EXERCISE GOAL. Gather each line of the records where "trigger" appears.

Dataset listings of figures
__________________________________________________

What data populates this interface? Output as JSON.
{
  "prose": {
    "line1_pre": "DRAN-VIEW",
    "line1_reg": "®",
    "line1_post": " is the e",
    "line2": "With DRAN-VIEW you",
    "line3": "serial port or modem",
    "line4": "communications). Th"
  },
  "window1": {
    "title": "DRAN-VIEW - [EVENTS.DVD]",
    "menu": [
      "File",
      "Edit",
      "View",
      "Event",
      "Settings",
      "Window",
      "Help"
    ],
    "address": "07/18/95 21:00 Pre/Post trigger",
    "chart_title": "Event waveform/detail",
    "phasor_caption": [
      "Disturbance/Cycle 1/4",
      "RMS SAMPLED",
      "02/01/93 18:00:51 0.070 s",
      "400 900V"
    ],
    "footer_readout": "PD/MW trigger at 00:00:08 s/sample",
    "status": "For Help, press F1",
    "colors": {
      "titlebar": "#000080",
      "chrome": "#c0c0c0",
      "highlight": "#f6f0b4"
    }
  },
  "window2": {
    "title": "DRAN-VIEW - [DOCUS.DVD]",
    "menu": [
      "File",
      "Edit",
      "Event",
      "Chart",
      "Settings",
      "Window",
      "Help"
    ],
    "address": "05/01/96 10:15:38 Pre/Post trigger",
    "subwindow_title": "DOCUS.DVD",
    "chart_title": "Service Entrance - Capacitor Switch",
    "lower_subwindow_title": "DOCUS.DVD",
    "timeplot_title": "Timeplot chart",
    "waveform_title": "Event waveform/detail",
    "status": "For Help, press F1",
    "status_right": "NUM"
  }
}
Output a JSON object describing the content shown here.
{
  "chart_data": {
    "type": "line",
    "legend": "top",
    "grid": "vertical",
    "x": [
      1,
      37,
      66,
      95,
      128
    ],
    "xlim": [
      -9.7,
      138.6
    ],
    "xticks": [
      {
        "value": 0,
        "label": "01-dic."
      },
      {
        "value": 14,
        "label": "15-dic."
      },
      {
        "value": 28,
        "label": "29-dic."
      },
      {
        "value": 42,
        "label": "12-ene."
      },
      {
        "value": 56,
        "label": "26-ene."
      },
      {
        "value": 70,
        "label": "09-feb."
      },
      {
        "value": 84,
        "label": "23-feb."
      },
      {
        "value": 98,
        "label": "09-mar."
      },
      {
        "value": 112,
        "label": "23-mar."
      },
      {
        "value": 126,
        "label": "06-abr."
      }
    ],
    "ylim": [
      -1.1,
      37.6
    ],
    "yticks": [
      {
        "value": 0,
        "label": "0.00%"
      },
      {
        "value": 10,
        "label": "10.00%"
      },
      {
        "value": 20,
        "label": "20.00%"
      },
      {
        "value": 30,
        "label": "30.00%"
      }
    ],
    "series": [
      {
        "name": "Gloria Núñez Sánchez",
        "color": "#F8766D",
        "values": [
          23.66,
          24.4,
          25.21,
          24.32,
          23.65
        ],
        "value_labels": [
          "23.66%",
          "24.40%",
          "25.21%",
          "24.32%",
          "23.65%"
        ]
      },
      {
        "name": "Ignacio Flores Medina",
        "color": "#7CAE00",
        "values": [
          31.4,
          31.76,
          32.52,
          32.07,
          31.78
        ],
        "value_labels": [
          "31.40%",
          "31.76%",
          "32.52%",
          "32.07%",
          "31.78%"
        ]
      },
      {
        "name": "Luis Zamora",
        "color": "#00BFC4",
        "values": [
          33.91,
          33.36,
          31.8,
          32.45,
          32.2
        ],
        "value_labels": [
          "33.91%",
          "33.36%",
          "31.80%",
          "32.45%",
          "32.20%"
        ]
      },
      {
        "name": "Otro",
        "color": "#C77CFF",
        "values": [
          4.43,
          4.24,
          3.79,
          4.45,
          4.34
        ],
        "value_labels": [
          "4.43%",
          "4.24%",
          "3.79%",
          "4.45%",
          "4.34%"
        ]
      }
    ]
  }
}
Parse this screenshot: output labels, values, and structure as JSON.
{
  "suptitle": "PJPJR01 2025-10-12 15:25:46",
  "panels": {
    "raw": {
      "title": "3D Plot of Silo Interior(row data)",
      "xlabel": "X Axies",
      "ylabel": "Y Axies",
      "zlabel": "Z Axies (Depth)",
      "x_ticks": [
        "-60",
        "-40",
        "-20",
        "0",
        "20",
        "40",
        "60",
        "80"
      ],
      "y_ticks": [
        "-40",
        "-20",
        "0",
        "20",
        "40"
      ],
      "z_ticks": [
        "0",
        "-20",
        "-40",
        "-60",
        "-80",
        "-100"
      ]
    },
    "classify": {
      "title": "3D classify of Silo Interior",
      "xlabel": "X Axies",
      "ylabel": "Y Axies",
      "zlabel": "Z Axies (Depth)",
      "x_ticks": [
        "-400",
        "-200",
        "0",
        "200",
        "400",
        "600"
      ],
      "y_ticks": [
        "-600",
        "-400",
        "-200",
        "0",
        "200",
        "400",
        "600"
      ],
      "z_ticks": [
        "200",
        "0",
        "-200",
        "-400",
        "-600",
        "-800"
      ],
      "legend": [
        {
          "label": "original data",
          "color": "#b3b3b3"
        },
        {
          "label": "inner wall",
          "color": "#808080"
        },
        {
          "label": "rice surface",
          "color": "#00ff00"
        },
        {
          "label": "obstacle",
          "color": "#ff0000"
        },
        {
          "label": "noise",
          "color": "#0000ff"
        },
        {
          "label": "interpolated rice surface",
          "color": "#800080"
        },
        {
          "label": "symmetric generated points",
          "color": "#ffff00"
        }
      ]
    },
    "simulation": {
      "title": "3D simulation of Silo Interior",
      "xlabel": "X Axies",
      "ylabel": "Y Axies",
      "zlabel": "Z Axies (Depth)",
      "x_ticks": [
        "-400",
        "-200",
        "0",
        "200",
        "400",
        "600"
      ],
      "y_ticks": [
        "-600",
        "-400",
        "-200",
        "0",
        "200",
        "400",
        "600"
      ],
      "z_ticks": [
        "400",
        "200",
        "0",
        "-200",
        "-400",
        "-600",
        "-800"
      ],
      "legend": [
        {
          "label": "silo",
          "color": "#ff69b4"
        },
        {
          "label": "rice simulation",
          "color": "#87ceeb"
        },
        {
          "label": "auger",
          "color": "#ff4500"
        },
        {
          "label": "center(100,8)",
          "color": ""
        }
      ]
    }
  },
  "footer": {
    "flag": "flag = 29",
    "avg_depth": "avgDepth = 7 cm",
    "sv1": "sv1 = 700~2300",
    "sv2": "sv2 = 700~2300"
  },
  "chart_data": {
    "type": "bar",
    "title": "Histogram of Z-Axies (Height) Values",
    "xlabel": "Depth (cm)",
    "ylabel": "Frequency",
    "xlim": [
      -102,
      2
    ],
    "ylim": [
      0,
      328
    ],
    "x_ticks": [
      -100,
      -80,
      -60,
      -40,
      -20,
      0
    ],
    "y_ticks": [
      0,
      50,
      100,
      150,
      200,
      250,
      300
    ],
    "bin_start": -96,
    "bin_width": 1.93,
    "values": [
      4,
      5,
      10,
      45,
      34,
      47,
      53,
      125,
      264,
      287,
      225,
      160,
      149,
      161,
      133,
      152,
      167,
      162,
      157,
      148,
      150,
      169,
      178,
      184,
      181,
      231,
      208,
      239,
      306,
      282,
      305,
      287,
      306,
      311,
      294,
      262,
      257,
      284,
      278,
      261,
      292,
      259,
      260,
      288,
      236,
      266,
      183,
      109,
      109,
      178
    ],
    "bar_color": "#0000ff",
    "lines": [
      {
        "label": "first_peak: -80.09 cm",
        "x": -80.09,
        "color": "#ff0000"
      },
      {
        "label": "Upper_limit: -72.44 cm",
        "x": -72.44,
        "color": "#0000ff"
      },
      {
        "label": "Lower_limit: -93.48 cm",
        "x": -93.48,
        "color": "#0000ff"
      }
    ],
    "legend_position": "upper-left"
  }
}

__________________________________________________

FINISHED EXERCISE.
    "address": "07/18/95 21:00 Pre/Post trigger",
    "footer_readout": "PD/MW trigger at 00:00:08 s/sample",
    "address": "05/01/96 10:15:38 Pre/Post trigger",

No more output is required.